* Stored data entries *
+ + + +

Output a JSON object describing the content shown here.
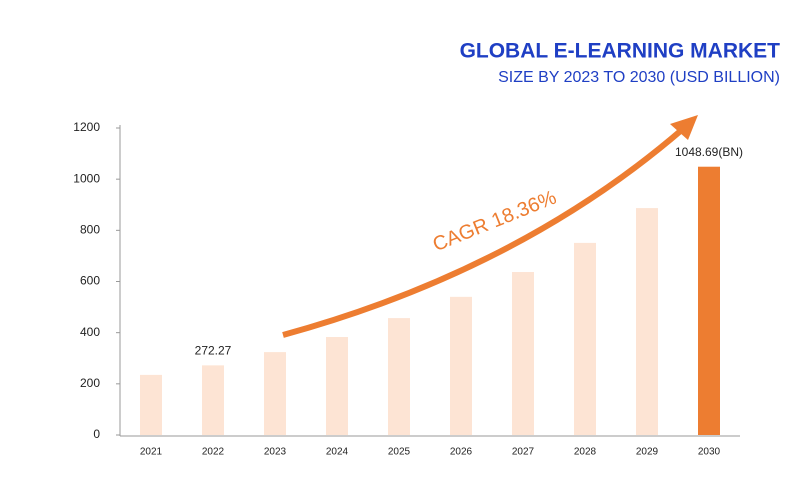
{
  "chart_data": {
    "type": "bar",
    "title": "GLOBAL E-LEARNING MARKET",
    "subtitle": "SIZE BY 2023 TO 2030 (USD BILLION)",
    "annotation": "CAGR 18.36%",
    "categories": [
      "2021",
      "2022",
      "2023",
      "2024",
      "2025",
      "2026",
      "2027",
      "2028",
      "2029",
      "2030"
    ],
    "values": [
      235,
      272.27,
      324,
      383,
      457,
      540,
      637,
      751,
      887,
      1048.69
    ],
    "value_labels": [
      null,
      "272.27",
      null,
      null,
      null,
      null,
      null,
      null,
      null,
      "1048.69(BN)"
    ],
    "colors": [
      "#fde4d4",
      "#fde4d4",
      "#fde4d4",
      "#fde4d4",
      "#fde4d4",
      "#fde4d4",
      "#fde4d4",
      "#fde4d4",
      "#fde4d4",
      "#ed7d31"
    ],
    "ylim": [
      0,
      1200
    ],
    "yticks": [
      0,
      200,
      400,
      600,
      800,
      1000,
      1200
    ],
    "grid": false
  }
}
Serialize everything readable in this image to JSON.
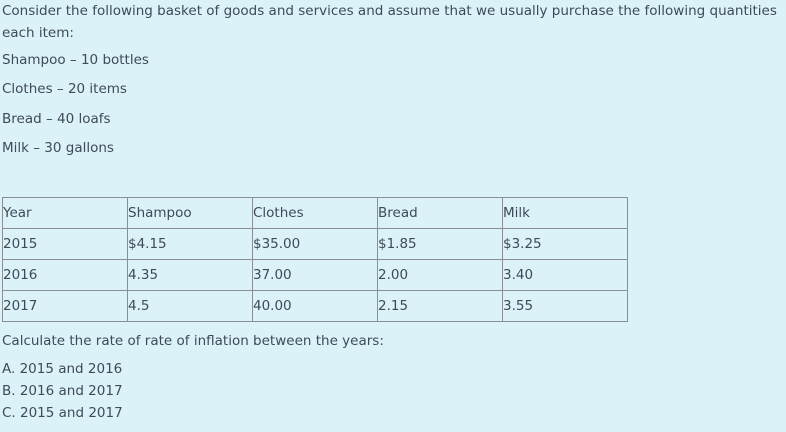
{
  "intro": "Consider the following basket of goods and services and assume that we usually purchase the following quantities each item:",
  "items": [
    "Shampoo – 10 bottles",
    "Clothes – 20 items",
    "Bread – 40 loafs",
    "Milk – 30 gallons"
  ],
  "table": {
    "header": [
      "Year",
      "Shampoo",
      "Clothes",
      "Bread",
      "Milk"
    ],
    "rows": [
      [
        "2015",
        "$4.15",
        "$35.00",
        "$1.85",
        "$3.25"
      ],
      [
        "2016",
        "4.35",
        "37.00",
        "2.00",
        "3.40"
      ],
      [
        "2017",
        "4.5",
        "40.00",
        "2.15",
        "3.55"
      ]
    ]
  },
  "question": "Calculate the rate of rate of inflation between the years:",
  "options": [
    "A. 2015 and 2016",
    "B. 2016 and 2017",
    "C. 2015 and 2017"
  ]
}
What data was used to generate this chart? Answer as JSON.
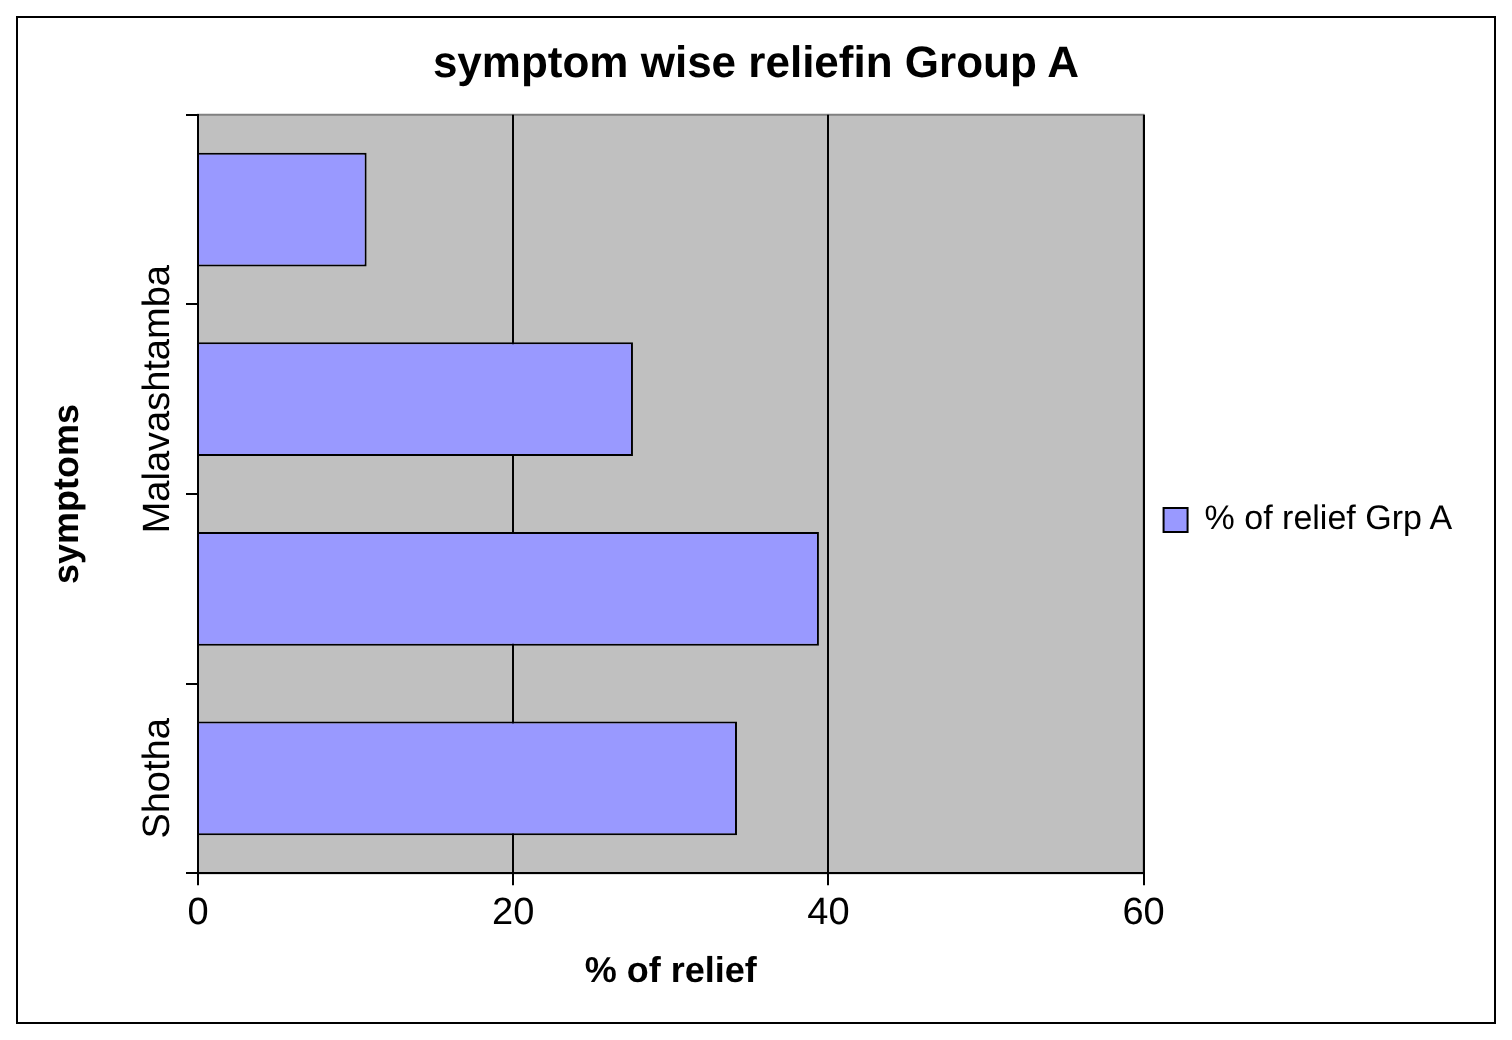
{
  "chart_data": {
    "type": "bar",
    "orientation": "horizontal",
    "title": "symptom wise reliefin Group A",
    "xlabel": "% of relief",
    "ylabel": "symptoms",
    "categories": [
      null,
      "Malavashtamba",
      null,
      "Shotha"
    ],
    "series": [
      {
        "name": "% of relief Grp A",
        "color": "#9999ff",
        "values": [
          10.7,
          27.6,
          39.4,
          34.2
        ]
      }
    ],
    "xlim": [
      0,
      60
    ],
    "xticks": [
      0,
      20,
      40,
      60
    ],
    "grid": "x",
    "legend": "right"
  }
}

+ + + +

Leave the images out, please, and restate each line word for word.

Output a JSON object describing the content shown here.
{
  "chart_data": {
    "type": "bar",
    "title": "GLOBAL E-LEARNING MARKET",
    "subtitle": "SIZE BY 2023 TO 2030 (USD BILLION)",
    "annotation": "CAGR 18.36%",
    "categories": [
      "2021",
      "2022",
      "2023",
      "2024",
      "2025",
      "2026",
      "2027",
      "2028",
      "2029",
      "2030"
    ],
    "values": [
      235,
      272.27,
      324,
      383,
      457,
      540,
      637,
      751,
      887,
      1048.69
    ],
    "value_labels": [
      null,
      "272.27",
      null,
      null,
      null,
      null,
      null,
      null,
      null,
      "1048.69(BN)"
    ],
    "colors": [
      "#fde4d4",
      "#fde4d4",
      "#fde4d4",
      "#fde4d4",
      "#fde4d4",
      "#fde4d4",
      "#fde4d4",
      "#fde4d4",
      "#fde4d4",
      "#ed7d31"
    ],
    "ylim": [
      0,
      1200
    ],
    "yticks": [
      0,
      200,
      400,
      600,
      800,
      1000,
      1200
    ],
    "grid": false
  }
}
Serialize everything readable in this image to JSON.
{
  "intro": "Consider the following basket of goods and services and assume that we usually purchase the following quantities each item:",
  "items": [
    "Shampoo – 10 bottles",
    "Clothes – 20 items",
    "Bread – 40 loafs",
    "Milk – 30 gallons"
  ],
  "table": {
    "header": [
      "Year",
      "Shampoo",
      "Clothes",
      "Bread",
      "Milk"
    ],
    "rows": [
      [
        "2015",
        "$4.15",
        "$35.00",
        "$1.85",
        "$3.25"
      ],
      [
        "2016",
        "4.35",
        "37.00",
        "2.00",
        "3.40"
      ],
      [
        "2017",
        "4.5",
        "40.00",
        "2.15",
        "3.55"
      ]
    ]
  },
  "question": "Calculate the rate of rate of inflation between the years:",
  "options": [
    "A. 2015 and 2016",
    "B. 2016 and 2017",
    "C. 2015 and 2017"
  ]
}
What data was used to generate this chart? Answer as JSON.
{
  "chart_data": {
    "type": "bar",
    "orientation": "horizontal",
    "title": "symptom wise reliefin Group A",
    "xlabel": "% of relief",
    "ylabel": "symptoms",
    "categories": [
      null,
      "Malavashtamba",
      null,
      "Shotha"
    ],
    "series": [
      {
        "name": "% of relief Grp A",
        "color": "#9999ff",
        "values": [
          10.7,
          27.6,
          39.4,
          34.2
        ]
      }
    ],
    "xlim": [
      0,
      60
    ],
    "xticks": [
      0,
      20,
      40,
      60
    ],
    "grid": "x",
    "legend": "right"
  }
}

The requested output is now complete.